* DATA SUPPLIED
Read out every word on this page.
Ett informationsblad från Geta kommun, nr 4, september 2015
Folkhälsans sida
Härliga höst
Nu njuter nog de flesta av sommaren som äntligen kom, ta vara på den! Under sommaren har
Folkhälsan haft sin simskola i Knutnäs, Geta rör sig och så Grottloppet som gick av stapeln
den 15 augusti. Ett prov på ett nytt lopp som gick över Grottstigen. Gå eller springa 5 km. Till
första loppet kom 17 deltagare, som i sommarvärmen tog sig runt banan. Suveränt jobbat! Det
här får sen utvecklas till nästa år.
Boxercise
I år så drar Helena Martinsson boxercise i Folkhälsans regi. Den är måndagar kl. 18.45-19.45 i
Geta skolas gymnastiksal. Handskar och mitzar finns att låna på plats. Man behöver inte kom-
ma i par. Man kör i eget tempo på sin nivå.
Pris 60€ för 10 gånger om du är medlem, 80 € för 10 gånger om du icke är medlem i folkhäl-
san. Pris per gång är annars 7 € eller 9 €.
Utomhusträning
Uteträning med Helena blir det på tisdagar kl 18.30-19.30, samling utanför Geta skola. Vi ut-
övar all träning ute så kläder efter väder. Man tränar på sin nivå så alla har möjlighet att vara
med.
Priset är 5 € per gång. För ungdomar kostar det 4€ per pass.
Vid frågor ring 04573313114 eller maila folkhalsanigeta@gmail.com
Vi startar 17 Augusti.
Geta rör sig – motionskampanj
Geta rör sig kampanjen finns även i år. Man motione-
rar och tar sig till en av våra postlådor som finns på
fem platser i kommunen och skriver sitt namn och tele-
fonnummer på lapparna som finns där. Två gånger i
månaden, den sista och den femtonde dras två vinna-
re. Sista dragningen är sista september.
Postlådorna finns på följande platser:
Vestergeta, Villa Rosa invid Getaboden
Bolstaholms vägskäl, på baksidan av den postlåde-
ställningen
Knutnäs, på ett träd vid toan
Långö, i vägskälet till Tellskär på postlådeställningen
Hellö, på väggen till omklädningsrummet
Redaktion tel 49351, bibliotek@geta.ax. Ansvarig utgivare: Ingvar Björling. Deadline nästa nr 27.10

* EXERCISE REQUIREMENTS
Each record above must be given again exactly.

* WRITTEN SOLUTION
Read out every word on this page.
Ett informationsblad från Geta kommun, nr 4, september 2015
Folkhälsans sida
Härliga höst
Nu njuter nog de flesta av sommaren som äntligen kom, ta vara på den! Under sommaren har
Folkhälsan haft sin simskola i Knutnäs, Geta rör sig och så Grottloppet som gick av stapeln
den 15 augusti. Ett prov på ett nytt lopp som gick över Grottstigen. Gå eller springa 5 km. Till
första loppet kom 17 deltagare, som i sommarvärmen tog sig runt banan. Suveränt jobbat! Det
här får sen utvecklas till nästa år.
Boxercise
I år så drar Helena Martinsson boxercise i Folkhälsans regi. Den är måndagar kl. 18.45-19.45 i
Geta skolas gymnastiksal. Handskar och mitzar finns att låna på plats. Man behöver inte kom-
ma i par. Man kör i eget tempo på sin nivå.
Pris 60€ för 10 gånger om du är medlem, 80 € för 10 gånger om du icke är medlem i folkhäl-
san. Pris per gång är annars 7 € eller 9 €.
Utomhusträning
Uteträning med Helena blir det på tisdagar kl 18.30-19.30, samling utanför Geta skola. Vi ut-
övar all träning ute så kläder efter väder. Man tränar på sin nivå så alla har möjlighet att vara
med.
Priset är 5 € per gång. För ungdomar kostar det 4€ per pass.
Vid frågor ring 04573313114 eller maila folkhalsanigeta@gmail.com
Vi startar 17 Augusti.
Geta rör sig – motionskampanj
Geta rör sig kampanjen finns även i år. Man motione-
rar och tar sig till en av våra postlådor som finns på
fem platser i kommunen och skriver sitt namn och tele-
fonnummer på lapparna som finns där. Två gånger i
månaden, den sista och den femtonde dras två vinna-
re. Sista dragningen är sista september.
Postlådorna finns på följande platser:
Vestergeta, Villa Rosa invid Getaboden
Bolstaholms vägskäl, på baksidan av den postlåde-
ställningen
Knutnäs, på ett träd vid toan
Långö, i vägskälet till Tellskär på postlådeställningen
Hellö, på väggen till omklädningsrummet
Redaktion tel 49351, bibliotek@geta.ax. Ansvarig utgivare: Ingvar Björling. Deadline nästa nr 27.10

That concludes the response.